▸ GIVEN PROBLEM:
Reproduce all of the data that follows, character for character.

▸ EXTRACTED RECORDS:
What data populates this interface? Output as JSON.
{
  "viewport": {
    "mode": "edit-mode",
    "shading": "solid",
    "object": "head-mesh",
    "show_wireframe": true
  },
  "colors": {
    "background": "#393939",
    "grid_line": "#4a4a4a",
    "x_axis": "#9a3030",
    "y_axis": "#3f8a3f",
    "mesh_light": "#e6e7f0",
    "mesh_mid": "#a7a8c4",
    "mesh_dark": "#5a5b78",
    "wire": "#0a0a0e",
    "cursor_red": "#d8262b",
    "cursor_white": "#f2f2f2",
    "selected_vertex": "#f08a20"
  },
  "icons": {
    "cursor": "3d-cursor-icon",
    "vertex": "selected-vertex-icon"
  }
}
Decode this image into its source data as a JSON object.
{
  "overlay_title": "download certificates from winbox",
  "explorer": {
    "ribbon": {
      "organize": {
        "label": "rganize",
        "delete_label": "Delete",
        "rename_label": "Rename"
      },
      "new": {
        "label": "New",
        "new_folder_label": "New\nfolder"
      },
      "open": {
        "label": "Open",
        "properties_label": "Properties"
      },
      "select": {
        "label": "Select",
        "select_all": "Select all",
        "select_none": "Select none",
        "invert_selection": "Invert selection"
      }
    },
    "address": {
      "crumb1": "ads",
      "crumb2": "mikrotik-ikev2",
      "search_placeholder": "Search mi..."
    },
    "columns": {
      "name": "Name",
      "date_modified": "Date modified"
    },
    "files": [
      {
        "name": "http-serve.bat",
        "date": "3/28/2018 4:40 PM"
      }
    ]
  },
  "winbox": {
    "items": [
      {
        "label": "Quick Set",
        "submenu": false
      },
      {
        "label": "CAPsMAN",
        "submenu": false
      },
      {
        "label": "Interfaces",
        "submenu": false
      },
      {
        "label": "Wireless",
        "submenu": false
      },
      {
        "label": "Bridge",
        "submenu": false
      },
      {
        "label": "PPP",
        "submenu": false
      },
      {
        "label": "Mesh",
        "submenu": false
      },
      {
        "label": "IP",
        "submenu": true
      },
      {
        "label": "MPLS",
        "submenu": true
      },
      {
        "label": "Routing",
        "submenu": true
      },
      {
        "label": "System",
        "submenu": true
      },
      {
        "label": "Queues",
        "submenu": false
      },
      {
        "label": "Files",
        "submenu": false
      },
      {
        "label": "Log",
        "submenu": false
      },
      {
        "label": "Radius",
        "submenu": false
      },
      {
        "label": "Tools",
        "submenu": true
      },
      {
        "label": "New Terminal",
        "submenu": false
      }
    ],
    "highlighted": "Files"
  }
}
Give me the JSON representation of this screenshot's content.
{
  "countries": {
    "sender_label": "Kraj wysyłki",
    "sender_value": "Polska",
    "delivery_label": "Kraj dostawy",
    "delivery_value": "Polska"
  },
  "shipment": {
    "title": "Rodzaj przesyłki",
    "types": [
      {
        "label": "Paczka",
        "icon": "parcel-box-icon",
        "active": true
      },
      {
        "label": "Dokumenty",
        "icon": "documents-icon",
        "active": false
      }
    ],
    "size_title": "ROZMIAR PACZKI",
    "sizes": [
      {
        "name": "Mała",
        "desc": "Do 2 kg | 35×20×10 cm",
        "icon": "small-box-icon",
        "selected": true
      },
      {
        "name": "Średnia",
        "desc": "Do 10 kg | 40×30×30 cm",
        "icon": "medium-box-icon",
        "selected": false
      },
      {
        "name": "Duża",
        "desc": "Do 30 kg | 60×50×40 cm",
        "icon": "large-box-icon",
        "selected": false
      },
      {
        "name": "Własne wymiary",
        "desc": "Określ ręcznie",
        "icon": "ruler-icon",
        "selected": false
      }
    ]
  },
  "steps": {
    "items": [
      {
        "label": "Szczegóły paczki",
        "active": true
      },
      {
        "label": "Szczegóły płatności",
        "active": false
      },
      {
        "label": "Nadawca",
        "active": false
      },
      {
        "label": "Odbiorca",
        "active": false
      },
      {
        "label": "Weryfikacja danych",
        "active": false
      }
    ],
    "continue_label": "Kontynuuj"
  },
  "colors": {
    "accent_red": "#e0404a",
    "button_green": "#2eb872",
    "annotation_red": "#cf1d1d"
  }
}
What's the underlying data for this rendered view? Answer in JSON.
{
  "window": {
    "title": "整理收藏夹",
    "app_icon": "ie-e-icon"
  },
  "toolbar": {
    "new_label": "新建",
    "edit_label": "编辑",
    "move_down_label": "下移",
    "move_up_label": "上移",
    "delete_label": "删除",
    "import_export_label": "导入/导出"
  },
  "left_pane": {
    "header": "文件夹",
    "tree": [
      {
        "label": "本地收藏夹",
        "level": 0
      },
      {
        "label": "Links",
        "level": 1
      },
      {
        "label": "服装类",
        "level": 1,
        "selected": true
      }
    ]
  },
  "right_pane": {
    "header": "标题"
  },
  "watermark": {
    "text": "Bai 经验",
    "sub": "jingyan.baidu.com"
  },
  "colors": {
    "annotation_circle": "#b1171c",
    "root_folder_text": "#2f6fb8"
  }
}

▸ PROBLEM SOLUTION:
What data populates this interface? Output as JSON.
{
  "viewport": {
    "mode": "edit-mode",
    "shading": "solid",
    "object": "head-mesh",
    "show_wireframe": true
  },
  "colors": {
    "background": "#393939",
    "grid_line": "#4a4a4a",
    "x_axis": "#9a3030",
    "y_axis": "#3f8a3f",
    "mesh_light": "#e6e7f0",
    "mesh_mid": "#a7a8c4",
    "mesh_dark": "#5a5b78",
    "wire": "#0a0a0e",
    "cursor_red": "#d8262b",
    "cursor_white": "#f2f2f2",
    "selected_vertex": "#f08a20"
  },
  "icons": {
    "cursor": "3d-cursor-icon",
    "vertex": "selected-vertex-icon"
  }
}
Decode this image into its source data as a JSON object.
{
  "overlay_title": "download certificates from winbox",
  "explorer": {
    "ribbon": {
      "organize": {
        "label": "rganize",
        "delete_label": "Delete",
        "rename_label": "Rename"
      },
      "new": {
        "label": "New",
        "new_folder_label": "New\nfolder"
      },
      "open": {
        "label": "Open",
        "properties_label": "Properties"
      },
      "select": {
        "label": "Select",
        "select_all": "Select all",
        "select_none": "Select none",
        "invert_selection": "Invert selection"
      }
    },
    "address": {
      "crumb1": "ads",
      "crumb2": "mikrotik-ikev2",
      "search_placeholder": "Search mi..."
    },
    "columns": {
      "name": "Name",
      "date_modified": "Date modified"
    },
    "files": [
      {
        "name": "http-serve.bat",
        "date": "3/28/2018 4:40 PM"
      }
    ]
  },
  "winbox": {
    "items": [
      {
        "label": "Quick Set",
        "submenu": false
      },
      {
        "label": "CAPsMAN",
        "submenu": false
      },
      {
        "label": "Interfaces",
        "submenu": false
      },
      {
        "label": "Wireless",
        "submenu": false
      },
      {
        "label": "Bridge",
        "submenu": false
      },
      {
        "label": "PPP",
        "submenu": false
      },
      {
        "label": "Mesh",
        "submenu": false
      },
      {
        "label": "IP",
        "submenu": true
      },
      {
        "label": "MPLS",
        "submenu": true
      },
      {
        "label": "Routing",
        "submenu": true
      },
      {
        "label": "System",
        "submenu": true
      },
      {
        "label": "Queues",
        "submenu": false
      },
      {
        "label": "Files",
        "submenu": false
      },
      {
        "label": "Log",
        "submenu": false
      },
      {
        "label": "Radius",
        "submenu": false
      },
      {
        "label": "Tools",
        "submenu": true
      },
      {
        "label": "New Terminal",
        "submenu": false
      }
    ],
    "highlighted": "Files"
  }
}
Give me the JSON representation of this screenshot's content.
{
  "countries": {
    "sender_label": "Kraj wysyłki",
    "sender_value": "Polska",
    "delivery_label": "Kraj dostawy",
    "delivery_value": "Polska"
  },
  "shipment": {
    "title": "Rodzaj przesyłki",
    "types": [
      {
        "label": "Paczka",
        "icon": "parcel-box-icon",
        "active": true
      },
      {
        "label": "Dokumenty",
        "icon": "documents-icon",
        "active": false
      }
    ],
    "size_title": "ROZMIAR PACZKI",
    "sizes": [
      {
        "name": "Mała",
        "desc": "Do 2 kg | 35×20×10 cm",
        "icon": "small-box-icon",
        "selected": true
      },
      {
        "name": "Średnia",
        "desc": "Do 10 kg | 40×30×30 cm",
        "icon": "medium-box-icon",
        "selected": false
      },
      {
        "name": "Duża",
        "desc": "Do 30 kg | 60×50×40 cm",
        "icon": "large-box-icon",
        "selected": false
      },
      {
        "name": "Własne wymiary",
        "desc": "Określ ręcznie",
        "icon": "ruler-icon",
        "selected": false
      }
    ]
  },
  "steps": {
    "items": [
      {
        "label": "Szczegóły paczki",
        "active": true
      },
      {
        "label": "Szczegóły płatności",
        "active": false
      },
      {
        "label": "Nadawca",
        "active": false
      },
      {
        "label": "Odbiorca",
        "active": false
      },
      {
        "label": "Weryfikacja danych",
        "active": false
      }
    ],
    "continue_label": "Kontynuuj"
  },
  "colors": {
    "accent_red": "#e0404a",
    "button_green": "#2eb872",
    "annotation_red": "#cf1d1d"
  }
}
What's the underlying data for this rendered view? Answer in JSON.
{
  "window": {
    "title": "整理收藏夹",
    "app_icon": "ie-e-icon"
  },
  "toolbar": {
    "new_label": "新建",
    "edit_label": "编辑",
    "move_down_label": "下移",
    "move_up_label": "上移",
    "delete_label": "删除",
    "import_export_label": "导入/导出"
  },
  "left_pane": {
    "header": "文件夹",
    "tree": [
      {
        "label": "本地收藏夹",
        "level": 0
      },
      {
        "label": "Links",
        "level": 1
      },
      {
        "label": "服装类",
        "level": 1,
        "selected": true
      }
    ]
  },
  "right_pane": {
    "header": "标题"
  },
  "watermark": {
    "text": "Bai 经验",
    "sub": "jingyan.baidu.com"
  },
  "colors": {
    "annotation_circle": "#b1171c",
    "root_folder_text": "#2f6fb8"
  }
}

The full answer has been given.